**Given task**
Reproduce each of the rows below verbatim, in the same order, omitting the pictures from your answer.

►

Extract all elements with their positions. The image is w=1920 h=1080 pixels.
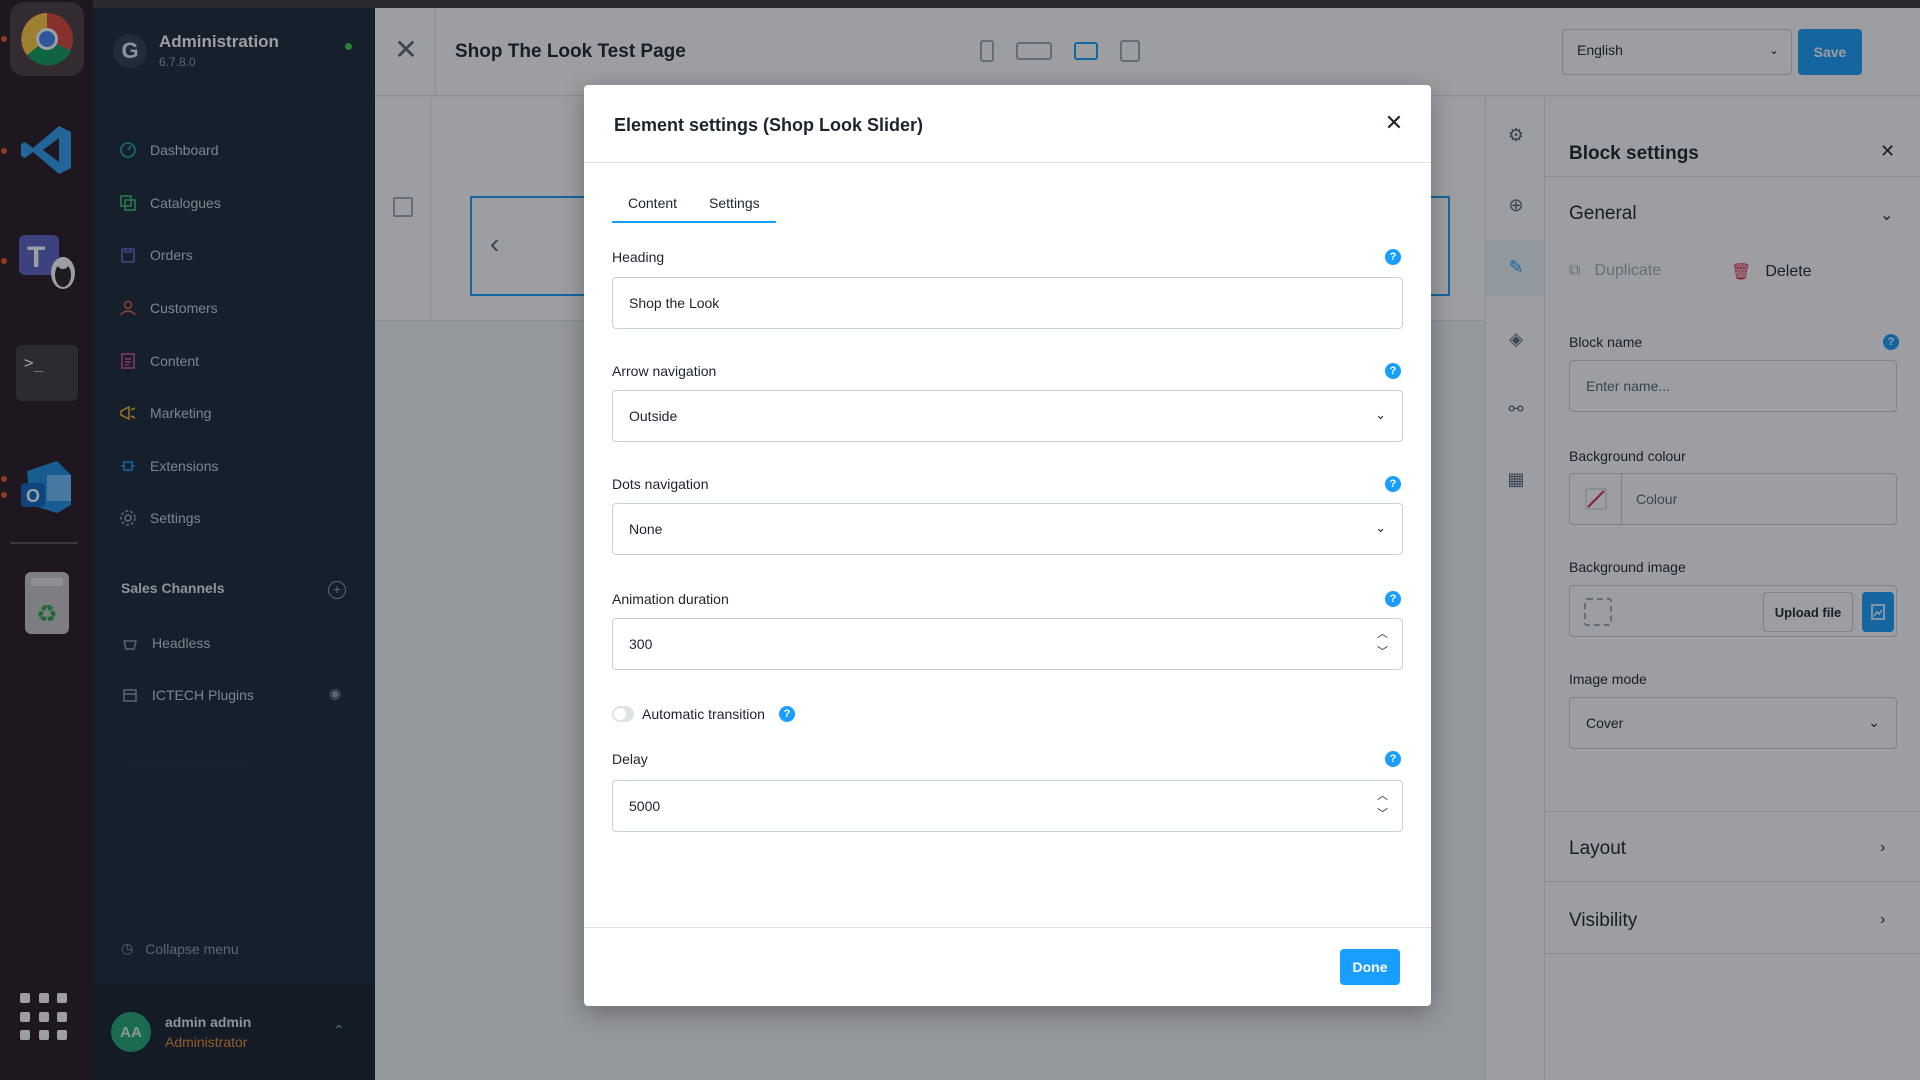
- done-button[interactable]: Done: [1340, 949, 1400, 985]
- heading-label: Heading: [612, 249, 665, 265]
- arrow-navigation-select[interactable]: Outside ⌄: [612, 390, 1403, 442]
- modal-tabs: Content Settings: [612, 195, 776, 223]
- modal-header: Element settings (Shop Look Slider) ✕: [584, 85, 1431, 163]
- arrow-navigation-value: Outside: [629, 408, 678, 424]
- chevron-down-icon: ⌄: [1375, 407, 1386, 422]
- info-icon[interactable]: ?: [1385, 363, 1401, 379]
- info-icon[interactable]: ?: [1385, 591, 1401, 607]
- automatic-transition-row: Automatic transition ?: [612, 706, 795, 722]
- element-settings-modal: Element settings (Shop Look Slider) ✕ Co…: [584, 85, 1431, 1006]
- chevron-down-icon: ⌄: [1375, 520, 1386, 535]
- delay-label: Delay: [612, 751, 648, 767]
- dots-navigation-select[interactable]: None ⌄: [612, 503, 1403, 555]
- info-icon[interactable]: ?: [778, 706, 795, 722]
- chevron-down-icon[interactable]: ﹀: [1377, 643, 1388, 661]
- arrow-navigation-label: Arrow navigation: [612, 363, 717, 379]
- animation-duration-input[interactable]: 300 ︿ ﹀: [612, 618, 1403, 670]
- modal-footer: Done: [584, 927, 1431, 1006]
- animation-duration-value: 300: [629, 636, 653, 652]
- delay-value: 5000: [629, 798, 661, 814]
- tab-settings[interactable]: Settings: [693, 195, 776, 221]
- delay-input[interactable]: 5000 ︿ ﹀: [612, 780, 1403, 832]
- tab-content[interactable]: Content: [612, 195, 693, 221]
- dots-navigation-value: None: [629, 521, 663, 537]
- heading-input[interactable]: Shop the Look: [612, 277, 1403, 329]
- automatic-transition-label: Automatic transition: [642, 706, 765, 722]
- close-icon[interactable]: ✕: [1380, 109, 1408, 137]
- number-stepper[interactable]: ︿ ﹀: [1377, 625, 1388, 661]
- info-icon[interactable]: ?: [1385, 249, 1401, 265]
- automatic-transition-toggle[interactable]: [612, 706, 634, 722]
- animation-duration-label: Animation duration: [612, 591, 729, 607]
- chevron-down-icon[interactable]: ﹀: [1377, 805, 1388, 823]
- chevron-up-icon[interactable]: ︿: [1377, 625, 1388, 643]
- dots-navigation-label: Dots navigation: [612, 476, 709, 492]
- info-icon[interactable]: ?: [1385, 476, 1401, 492]
- chevron-up-icon[interactable]: ︿: [1377, 787, 1388, 805]
- info-icon[interactable]: ?: [1385, 751, 1401, 767]
- number-stepper[interactable]: ︿ ﹀: [1377, 787, 1388, 823]
- modal-title: Element settings (Shop Look Slider): [614, 115, 924, 135]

◄

**Finished answer**
Extract all elements with their positions. The image is w=1920 h=1080 pixels.
- done-button[interactable]: Done: [1340, 949, 1400, 985]
- heading-label: Heading: [612, 249, 665, 265]
- arrow-navigation-select[interactable]: Outside ⌄: [612, 390, 1403, 442]
- modal-tabs: Content Settings: [612, 195, 776, 223]
- modal-header: Element settings (Shop Look Slider) ✕: [584, 85, 1431, 163]
- arrow-navigation-value: Outside: [629, 408, 678, 424]
- chevron-down-icon: ⌄: [1375, 407, 1386, 422]
- info-icon[interactable]: ?: [1385, 363, 1401, 379]
- info-icon[interactable]: ?: [1385, 591, 1401, 607]
- automatic-transition-row: Automatic transition ?: [612, 706, 795, 722]
- element-settings-modal: Element settings (Shop Look Slider) ✕ Co…: [584, 85, 1431, 1006]
- chevron-down-icon: ⌄: [1375, 520, 1386, 535]
- delay-label: Delay: [612, 751, 648, 767]
- dots-navigation-select[interactable]: None ⌄: [612, 503, 1403, 555]
- info-icon[interactable]: ?: [778, 706, 795, 722]
- chevron-down-icon[interactable]: ﹀: [1377, 643, 1388, 661]
- arrow-navigation-label: Arrow navigation: [612, 363, 717, 379]
- animation-duration-input[interactable]: 300 ︿ ﹀: [612, 618, 1403, 670]
- modal-footer: Done: [584, 927, 1431, 1006]
- animation-duration-value: 300: [629, 636, 653, 652]
- delay-value: 5000: [629, 798, 661, 814]
- tab-settings[interactable]: Settings: [693, 195, 776, 221]
- delay-input[interactable]: 5000 ︿ ﹀: [612, 780, 1403, 832]
- tab-content[interactable]: Content: [612, 195, 693, 221]
- dots-navigation-value: None: [629, 521, 663, 537]
- heading-input[interactable]: Shop the Look: [612, 277, 1403, 329]
- automatic-transition-label: Automatic transition: [642, 706, 765, 722]
- close-icon[interactable]: ✕: [1380, 109, 1408, 137]
- number-stepper[interactable]: ︿ ﹀: [1377, 625, 1388, 661]
- info-icon[interactable]: ?: [1385, 249, 1401, 265]
- automatic-transition-toggle[interactable]: [612, 706, 634, 722]
- animation-duration-label: Animation duration: [612, 591, 729, 607]
- chevron-down-icon[interactable]: ﹀: [1377, 805, 1388, 823]
- chevron-up-icon[interactable]: ︿: [1377, 625, 1388, 643]
- dots-navigation-label: Dots navigation: [612, 476, 709, 492]
- info-icon[interactable]: ?: [1385, 476, 1401, 492]
- chevron-up-icon[interactable]: ︿: [1377, 787, 1388, 805]
- info-icon[interactable]: ?: [1385, 751, 1401, 767]
- number-stepper[interactable]: ︿ ﹀: [1377, 787, 1388, 823]
- modal-title: Element settings (Shop Look Slider): [614, 115, 924, 135]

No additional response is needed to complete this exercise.